>> start Extracted material

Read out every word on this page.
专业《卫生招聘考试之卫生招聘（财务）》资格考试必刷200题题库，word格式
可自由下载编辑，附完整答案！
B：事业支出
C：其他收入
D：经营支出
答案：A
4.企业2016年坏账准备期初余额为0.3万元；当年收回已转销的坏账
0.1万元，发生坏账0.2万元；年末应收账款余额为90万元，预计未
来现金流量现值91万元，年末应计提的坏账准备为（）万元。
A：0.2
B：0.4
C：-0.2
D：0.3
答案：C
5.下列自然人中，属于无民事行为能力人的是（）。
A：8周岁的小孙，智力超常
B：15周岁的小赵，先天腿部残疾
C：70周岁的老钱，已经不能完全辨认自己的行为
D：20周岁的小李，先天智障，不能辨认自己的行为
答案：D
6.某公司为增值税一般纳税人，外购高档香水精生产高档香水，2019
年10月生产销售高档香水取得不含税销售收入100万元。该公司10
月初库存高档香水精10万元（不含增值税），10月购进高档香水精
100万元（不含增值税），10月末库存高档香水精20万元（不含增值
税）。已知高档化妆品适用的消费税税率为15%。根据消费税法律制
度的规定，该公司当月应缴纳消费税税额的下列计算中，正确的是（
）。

>> end Extracted material

Written request |
Look for the word "不含增值税" and return every line where it occurs.

In response |
月初库存高档香水精10万元（不含增值税），10月购进高档香水精
100万元（不含增值税），10月末库存高档香水精20万元（不含增值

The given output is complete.